> Records for processing
• • • • •

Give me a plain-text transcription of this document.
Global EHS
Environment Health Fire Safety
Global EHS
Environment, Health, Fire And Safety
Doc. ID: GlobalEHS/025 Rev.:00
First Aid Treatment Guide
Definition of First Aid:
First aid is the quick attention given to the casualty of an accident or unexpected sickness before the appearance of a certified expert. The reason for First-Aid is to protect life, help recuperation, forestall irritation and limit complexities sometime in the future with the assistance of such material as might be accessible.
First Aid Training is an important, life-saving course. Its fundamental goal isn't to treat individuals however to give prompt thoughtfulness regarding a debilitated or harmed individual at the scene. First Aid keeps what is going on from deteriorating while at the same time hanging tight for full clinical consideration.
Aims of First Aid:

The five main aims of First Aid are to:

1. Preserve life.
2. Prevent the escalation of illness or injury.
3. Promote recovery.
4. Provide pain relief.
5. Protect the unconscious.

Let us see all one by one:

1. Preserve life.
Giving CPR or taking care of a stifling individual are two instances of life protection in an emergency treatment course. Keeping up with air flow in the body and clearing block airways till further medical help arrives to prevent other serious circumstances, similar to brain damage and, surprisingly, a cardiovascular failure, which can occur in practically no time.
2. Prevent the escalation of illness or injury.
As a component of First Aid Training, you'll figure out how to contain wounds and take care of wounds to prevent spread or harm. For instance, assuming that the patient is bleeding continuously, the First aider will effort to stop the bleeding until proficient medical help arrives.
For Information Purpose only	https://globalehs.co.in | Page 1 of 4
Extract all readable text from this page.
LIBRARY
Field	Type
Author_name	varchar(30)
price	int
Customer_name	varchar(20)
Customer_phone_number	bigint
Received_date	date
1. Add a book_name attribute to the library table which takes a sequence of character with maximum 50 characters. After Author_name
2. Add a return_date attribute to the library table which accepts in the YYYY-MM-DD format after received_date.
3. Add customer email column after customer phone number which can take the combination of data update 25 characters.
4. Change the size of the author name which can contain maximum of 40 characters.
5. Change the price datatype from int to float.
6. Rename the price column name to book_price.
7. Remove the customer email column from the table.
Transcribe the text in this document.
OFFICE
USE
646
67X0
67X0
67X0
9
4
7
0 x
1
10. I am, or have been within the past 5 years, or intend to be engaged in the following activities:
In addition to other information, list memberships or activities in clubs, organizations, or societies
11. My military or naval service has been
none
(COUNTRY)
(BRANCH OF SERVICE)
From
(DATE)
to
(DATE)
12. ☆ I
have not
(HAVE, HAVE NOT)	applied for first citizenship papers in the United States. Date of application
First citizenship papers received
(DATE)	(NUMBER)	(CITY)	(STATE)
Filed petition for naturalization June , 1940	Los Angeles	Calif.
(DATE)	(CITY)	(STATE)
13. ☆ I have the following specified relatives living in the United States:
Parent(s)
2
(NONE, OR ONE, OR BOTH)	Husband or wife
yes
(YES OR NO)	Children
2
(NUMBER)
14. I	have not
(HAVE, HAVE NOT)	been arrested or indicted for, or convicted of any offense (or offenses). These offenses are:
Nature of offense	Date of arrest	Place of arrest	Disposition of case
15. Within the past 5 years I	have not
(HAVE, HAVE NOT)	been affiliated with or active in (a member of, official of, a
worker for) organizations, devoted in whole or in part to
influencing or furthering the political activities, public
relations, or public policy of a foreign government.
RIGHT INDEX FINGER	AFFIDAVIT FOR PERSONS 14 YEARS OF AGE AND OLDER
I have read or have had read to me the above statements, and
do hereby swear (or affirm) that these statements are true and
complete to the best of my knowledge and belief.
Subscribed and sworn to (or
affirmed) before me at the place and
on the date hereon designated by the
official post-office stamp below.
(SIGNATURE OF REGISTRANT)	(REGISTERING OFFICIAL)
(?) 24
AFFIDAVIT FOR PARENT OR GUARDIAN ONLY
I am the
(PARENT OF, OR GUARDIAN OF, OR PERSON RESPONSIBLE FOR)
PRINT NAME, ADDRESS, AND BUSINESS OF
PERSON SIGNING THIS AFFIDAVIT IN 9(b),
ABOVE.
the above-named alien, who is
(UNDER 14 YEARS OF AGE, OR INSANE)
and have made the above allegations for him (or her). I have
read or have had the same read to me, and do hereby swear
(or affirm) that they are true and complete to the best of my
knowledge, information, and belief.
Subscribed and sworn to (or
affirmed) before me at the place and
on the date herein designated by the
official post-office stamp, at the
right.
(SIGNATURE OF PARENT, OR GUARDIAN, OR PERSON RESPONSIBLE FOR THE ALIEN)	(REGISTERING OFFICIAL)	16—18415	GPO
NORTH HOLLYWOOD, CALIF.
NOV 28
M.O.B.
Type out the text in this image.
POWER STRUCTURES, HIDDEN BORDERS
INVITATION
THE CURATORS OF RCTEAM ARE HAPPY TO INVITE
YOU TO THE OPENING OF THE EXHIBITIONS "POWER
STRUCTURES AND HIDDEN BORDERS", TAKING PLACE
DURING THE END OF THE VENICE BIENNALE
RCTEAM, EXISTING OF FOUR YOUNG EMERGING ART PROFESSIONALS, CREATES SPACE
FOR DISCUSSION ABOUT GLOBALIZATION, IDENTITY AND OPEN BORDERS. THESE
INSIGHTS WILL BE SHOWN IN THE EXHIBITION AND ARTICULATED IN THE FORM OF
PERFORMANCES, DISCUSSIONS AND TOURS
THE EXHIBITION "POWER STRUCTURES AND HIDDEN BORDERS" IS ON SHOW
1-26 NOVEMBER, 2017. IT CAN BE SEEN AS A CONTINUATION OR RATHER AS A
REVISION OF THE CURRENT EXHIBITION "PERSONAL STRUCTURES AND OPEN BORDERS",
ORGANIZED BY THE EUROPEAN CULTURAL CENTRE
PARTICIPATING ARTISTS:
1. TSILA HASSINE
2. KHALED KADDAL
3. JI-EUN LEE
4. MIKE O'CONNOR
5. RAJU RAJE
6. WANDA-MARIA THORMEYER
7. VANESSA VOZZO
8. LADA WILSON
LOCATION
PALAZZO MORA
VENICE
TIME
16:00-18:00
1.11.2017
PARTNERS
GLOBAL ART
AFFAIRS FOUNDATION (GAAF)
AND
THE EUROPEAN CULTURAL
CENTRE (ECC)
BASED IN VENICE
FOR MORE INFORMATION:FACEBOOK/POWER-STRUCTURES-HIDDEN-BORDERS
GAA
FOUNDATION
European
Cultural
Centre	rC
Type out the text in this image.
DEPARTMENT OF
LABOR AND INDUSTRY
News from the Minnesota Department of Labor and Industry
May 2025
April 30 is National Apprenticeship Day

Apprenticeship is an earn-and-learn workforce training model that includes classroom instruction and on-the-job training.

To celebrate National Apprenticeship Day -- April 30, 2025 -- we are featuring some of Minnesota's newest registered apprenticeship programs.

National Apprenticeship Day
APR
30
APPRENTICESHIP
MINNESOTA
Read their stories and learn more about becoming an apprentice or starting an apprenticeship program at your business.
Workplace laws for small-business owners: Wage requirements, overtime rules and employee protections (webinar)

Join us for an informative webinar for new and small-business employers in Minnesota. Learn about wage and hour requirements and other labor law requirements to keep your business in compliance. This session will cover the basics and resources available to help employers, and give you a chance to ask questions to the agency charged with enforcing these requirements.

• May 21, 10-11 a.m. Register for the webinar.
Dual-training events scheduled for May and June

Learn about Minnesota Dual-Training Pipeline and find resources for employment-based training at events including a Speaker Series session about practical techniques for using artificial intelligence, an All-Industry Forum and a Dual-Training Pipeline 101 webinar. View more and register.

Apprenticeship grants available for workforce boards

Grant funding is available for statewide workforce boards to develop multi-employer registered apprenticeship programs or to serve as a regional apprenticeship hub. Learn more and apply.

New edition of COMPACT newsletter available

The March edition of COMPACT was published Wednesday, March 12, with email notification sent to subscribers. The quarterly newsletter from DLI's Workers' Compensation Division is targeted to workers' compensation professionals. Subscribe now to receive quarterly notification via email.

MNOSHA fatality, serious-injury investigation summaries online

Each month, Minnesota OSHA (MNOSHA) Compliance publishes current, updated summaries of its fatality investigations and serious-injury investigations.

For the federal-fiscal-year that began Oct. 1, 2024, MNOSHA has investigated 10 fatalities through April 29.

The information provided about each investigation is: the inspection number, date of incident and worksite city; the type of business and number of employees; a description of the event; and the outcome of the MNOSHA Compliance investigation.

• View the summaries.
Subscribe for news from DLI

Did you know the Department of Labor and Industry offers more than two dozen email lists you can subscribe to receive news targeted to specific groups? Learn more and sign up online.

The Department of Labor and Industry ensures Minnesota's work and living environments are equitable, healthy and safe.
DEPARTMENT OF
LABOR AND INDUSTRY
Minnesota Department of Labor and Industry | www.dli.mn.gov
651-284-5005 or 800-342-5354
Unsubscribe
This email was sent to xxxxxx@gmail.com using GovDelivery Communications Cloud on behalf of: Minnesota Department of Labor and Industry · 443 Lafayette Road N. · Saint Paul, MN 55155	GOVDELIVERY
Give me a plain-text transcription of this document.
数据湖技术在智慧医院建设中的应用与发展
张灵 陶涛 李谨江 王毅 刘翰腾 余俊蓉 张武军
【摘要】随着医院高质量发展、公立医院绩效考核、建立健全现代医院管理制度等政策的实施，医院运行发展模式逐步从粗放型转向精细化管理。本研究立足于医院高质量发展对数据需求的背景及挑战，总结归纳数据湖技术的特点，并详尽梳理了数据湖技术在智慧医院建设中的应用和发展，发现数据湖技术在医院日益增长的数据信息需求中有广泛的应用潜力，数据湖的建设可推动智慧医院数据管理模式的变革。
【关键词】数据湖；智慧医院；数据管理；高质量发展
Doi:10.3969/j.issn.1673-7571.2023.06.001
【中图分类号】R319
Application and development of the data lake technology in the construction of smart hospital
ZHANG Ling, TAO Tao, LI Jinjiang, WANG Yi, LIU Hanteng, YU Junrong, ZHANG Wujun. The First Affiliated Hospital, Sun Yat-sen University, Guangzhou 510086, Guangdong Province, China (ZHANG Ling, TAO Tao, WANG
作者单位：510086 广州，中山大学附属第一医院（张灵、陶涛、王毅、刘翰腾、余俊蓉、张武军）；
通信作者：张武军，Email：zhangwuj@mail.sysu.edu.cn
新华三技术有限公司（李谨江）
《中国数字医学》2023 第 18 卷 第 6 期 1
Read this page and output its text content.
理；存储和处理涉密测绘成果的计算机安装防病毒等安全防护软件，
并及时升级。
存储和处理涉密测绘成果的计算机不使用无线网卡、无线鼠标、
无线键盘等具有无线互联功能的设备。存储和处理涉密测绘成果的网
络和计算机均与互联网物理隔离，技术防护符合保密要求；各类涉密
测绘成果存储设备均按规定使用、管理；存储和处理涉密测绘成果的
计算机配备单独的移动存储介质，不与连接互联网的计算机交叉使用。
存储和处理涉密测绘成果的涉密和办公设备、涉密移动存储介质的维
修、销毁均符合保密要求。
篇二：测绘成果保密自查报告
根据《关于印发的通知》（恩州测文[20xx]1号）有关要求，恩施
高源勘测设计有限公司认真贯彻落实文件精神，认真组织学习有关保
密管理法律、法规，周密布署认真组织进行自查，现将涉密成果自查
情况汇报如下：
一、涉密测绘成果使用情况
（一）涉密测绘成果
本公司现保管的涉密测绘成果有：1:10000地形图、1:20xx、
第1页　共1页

• • • • •

> Stated exercise
Your task is to gather every line with the word "summaries" and copy it.

> Written reply
MNOSHA fatality, serious-injury investigation summaries online
Each month, Minnesota OSHA (MNOSHA) Compliance publishes current, updated summaries of its fatality investigations and serious-injury investigations.
• View the summaries.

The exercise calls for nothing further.